* Exercise aim
Using the entries that follow, state how many lines contain the word "this". The response is that number and nothing more.

* Stored data
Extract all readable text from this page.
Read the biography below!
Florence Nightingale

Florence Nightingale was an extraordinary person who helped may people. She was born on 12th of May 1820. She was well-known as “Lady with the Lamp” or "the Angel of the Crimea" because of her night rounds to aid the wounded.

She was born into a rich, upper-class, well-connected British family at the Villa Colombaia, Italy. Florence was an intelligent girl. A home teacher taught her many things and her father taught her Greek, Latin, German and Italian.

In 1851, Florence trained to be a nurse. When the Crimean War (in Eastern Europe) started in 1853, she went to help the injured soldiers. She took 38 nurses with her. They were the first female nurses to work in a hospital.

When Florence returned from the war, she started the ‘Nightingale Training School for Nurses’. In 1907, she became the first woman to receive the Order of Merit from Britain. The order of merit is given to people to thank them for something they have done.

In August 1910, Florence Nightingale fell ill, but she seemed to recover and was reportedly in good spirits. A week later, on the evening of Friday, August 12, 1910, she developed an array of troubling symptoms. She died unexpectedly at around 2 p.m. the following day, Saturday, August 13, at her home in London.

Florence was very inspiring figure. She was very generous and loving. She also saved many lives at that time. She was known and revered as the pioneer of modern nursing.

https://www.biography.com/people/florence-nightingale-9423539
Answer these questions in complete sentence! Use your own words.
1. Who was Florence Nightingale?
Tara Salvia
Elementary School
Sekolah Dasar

---

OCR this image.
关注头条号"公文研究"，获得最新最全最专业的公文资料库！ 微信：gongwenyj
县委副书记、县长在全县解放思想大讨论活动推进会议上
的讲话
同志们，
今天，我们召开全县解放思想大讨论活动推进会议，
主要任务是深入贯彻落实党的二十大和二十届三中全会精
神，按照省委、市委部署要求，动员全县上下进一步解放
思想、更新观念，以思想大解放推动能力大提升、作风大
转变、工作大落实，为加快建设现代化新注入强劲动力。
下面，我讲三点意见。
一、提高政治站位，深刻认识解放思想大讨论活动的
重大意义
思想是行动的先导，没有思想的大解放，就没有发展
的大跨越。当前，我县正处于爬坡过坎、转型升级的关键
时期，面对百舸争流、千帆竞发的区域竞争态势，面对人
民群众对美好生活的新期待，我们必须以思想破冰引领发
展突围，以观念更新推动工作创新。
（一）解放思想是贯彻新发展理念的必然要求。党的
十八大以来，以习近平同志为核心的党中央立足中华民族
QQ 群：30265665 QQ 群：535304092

* Expected answer
2